##### Records provided #####
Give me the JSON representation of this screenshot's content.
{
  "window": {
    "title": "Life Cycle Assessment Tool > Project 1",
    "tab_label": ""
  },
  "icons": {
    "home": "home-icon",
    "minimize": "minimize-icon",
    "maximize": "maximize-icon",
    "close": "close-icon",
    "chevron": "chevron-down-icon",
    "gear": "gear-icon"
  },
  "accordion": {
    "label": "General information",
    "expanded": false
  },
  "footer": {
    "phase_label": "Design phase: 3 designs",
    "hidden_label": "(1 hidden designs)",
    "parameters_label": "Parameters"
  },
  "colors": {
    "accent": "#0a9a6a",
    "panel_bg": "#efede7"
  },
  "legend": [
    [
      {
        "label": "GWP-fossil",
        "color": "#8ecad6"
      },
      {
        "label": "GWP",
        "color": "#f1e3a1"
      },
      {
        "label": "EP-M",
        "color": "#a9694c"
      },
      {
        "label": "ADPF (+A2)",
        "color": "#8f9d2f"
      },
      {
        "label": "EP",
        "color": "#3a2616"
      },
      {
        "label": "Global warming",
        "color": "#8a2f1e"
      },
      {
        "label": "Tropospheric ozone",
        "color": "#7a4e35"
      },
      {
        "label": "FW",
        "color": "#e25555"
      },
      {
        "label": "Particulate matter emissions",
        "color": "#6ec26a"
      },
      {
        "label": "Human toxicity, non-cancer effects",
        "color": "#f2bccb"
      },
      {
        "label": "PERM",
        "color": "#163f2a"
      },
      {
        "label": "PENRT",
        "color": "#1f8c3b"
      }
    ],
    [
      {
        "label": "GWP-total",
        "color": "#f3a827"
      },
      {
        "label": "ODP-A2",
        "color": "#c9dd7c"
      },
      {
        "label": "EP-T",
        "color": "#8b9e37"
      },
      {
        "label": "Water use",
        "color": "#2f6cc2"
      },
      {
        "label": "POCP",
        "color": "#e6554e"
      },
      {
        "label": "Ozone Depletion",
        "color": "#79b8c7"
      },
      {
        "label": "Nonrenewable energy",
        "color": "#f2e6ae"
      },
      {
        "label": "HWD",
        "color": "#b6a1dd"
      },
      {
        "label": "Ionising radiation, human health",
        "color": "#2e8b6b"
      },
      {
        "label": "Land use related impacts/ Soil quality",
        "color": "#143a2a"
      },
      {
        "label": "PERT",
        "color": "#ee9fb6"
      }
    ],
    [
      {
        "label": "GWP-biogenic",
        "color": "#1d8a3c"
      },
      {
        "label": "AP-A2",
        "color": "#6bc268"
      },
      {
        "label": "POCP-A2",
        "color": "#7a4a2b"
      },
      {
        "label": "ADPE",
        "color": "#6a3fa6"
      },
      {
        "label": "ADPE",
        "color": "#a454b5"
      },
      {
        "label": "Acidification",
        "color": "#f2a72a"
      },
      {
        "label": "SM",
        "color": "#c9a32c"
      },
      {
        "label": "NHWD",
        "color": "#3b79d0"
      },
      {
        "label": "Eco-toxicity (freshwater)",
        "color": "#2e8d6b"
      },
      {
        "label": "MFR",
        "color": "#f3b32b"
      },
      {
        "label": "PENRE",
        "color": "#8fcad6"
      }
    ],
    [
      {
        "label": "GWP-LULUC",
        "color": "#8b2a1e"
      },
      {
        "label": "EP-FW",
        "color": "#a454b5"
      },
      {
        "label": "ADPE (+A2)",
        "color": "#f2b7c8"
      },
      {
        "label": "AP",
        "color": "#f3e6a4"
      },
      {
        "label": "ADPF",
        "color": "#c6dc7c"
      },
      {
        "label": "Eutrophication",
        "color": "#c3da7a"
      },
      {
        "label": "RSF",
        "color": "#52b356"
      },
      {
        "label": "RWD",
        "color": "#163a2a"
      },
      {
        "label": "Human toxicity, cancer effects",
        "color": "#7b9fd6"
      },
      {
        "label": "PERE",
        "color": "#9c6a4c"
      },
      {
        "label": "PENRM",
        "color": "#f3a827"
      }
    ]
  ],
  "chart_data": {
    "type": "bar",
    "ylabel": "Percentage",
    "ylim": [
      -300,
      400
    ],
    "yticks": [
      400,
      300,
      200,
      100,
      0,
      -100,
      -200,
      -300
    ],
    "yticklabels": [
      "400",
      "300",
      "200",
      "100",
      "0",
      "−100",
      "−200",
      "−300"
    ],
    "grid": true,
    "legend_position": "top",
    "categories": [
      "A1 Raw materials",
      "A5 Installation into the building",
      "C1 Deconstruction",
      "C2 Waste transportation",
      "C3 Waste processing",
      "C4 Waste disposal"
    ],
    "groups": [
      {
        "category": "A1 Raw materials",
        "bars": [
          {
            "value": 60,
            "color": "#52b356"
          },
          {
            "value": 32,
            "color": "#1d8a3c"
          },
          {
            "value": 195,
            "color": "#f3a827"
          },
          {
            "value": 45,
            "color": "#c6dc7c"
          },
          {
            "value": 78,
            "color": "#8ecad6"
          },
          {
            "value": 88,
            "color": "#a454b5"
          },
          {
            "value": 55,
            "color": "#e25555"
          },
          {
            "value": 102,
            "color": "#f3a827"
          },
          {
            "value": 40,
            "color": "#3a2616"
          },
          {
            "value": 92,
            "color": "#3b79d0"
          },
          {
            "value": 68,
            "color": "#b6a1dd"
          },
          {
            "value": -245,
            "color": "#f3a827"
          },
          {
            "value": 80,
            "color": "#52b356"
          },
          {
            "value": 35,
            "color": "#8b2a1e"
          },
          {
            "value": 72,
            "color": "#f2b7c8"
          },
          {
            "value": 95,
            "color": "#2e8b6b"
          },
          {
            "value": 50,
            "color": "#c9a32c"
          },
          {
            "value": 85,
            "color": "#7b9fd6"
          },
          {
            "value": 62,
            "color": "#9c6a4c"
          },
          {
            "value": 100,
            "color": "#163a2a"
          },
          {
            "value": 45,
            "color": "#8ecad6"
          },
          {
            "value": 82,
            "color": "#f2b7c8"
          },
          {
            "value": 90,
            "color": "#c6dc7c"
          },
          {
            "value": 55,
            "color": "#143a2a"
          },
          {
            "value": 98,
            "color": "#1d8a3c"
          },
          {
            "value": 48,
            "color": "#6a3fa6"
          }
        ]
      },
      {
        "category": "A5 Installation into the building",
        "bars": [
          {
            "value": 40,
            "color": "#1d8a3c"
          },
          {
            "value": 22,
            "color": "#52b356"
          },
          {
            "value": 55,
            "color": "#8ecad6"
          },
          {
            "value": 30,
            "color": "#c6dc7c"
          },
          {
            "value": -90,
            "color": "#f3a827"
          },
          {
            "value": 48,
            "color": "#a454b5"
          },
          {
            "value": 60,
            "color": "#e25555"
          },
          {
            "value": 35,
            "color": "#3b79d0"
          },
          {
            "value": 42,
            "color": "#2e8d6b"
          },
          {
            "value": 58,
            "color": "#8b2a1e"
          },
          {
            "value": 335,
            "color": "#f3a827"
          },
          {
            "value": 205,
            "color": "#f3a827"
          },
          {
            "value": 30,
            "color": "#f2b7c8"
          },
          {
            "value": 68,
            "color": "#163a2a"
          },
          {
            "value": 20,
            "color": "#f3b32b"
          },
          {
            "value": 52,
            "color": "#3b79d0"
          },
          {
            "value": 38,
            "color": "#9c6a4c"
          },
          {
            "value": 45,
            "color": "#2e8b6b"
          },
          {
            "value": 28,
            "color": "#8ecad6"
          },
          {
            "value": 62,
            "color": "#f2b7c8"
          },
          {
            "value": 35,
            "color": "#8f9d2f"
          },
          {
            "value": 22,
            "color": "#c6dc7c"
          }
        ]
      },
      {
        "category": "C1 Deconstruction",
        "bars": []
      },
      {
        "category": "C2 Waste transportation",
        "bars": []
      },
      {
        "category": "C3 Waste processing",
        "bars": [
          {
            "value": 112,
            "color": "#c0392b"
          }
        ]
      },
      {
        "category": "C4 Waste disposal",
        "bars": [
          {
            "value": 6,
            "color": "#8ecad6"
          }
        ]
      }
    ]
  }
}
#####
■ **Task objective**
Find all lines where the word "Waste" appears. Copy them.

■ **Response below**
      "C2 Waste transportation",
      "C3 Waste processing",
      "C4 Waste disposal"
        "category": "C2 Waste transportation",
        "category": "C3 Waste processing",
        "category": "C4 Waste disposal",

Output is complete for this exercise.